● **SUPPLIED ENTRIES**
◆ ◆ ◆ ◆ ◆ ◆ ◆
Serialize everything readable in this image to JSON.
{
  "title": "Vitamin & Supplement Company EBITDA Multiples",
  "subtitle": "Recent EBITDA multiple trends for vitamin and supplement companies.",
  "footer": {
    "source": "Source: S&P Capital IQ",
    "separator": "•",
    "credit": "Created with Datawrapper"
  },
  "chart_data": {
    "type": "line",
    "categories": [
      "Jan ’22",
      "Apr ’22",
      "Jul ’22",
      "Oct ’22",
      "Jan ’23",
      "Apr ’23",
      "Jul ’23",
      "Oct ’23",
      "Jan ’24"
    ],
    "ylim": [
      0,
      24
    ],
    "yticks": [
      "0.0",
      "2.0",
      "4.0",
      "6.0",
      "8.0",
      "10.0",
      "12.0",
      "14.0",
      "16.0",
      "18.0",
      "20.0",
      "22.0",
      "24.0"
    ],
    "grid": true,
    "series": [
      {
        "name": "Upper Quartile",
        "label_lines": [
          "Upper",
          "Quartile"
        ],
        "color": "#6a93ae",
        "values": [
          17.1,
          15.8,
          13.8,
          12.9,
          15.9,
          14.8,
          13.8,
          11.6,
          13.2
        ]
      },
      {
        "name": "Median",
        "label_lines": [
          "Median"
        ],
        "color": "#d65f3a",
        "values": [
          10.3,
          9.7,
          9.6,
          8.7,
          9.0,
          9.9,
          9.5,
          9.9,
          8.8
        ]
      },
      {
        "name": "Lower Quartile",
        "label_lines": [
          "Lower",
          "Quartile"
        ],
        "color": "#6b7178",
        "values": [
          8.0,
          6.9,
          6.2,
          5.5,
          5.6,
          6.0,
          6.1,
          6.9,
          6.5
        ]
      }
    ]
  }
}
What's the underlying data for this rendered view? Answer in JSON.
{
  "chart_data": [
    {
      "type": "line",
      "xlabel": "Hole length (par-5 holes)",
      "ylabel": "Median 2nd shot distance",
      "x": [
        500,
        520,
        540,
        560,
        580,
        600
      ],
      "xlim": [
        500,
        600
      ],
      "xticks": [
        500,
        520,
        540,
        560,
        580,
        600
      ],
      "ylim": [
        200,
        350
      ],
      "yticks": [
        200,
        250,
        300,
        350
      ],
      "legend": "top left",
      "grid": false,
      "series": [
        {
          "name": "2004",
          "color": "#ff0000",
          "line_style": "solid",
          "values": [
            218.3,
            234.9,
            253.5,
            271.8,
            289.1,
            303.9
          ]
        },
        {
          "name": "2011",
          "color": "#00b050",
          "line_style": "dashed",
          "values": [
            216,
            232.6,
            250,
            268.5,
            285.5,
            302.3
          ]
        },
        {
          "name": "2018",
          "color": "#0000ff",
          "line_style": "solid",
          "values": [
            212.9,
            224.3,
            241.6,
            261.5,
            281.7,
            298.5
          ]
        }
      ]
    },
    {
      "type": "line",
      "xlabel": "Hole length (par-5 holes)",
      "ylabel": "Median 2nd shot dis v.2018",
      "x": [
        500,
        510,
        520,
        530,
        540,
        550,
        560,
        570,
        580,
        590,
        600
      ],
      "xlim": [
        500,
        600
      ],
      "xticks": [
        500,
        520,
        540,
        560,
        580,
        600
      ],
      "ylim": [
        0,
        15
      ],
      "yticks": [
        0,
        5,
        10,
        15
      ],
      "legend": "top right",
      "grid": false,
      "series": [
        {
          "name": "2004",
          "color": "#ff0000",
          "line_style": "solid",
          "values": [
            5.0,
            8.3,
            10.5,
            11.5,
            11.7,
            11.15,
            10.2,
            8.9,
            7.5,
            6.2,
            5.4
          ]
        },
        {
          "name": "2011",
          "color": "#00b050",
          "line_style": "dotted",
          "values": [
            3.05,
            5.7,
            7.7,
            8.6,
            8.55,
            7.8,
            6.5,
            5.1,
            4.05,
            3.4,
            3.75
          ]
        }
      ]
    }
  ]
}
◆ ◆ ◆ ◆ ◆ ◆ ◆
● **WHAT IS ASKED**
Where a line holds the string "JSON", copy that line.

● **RESPONSE TO THIS EXERCISE**
Serialize everything readable in this image to JSON.
What's the underlying data for this rendered view? Answer in JSON.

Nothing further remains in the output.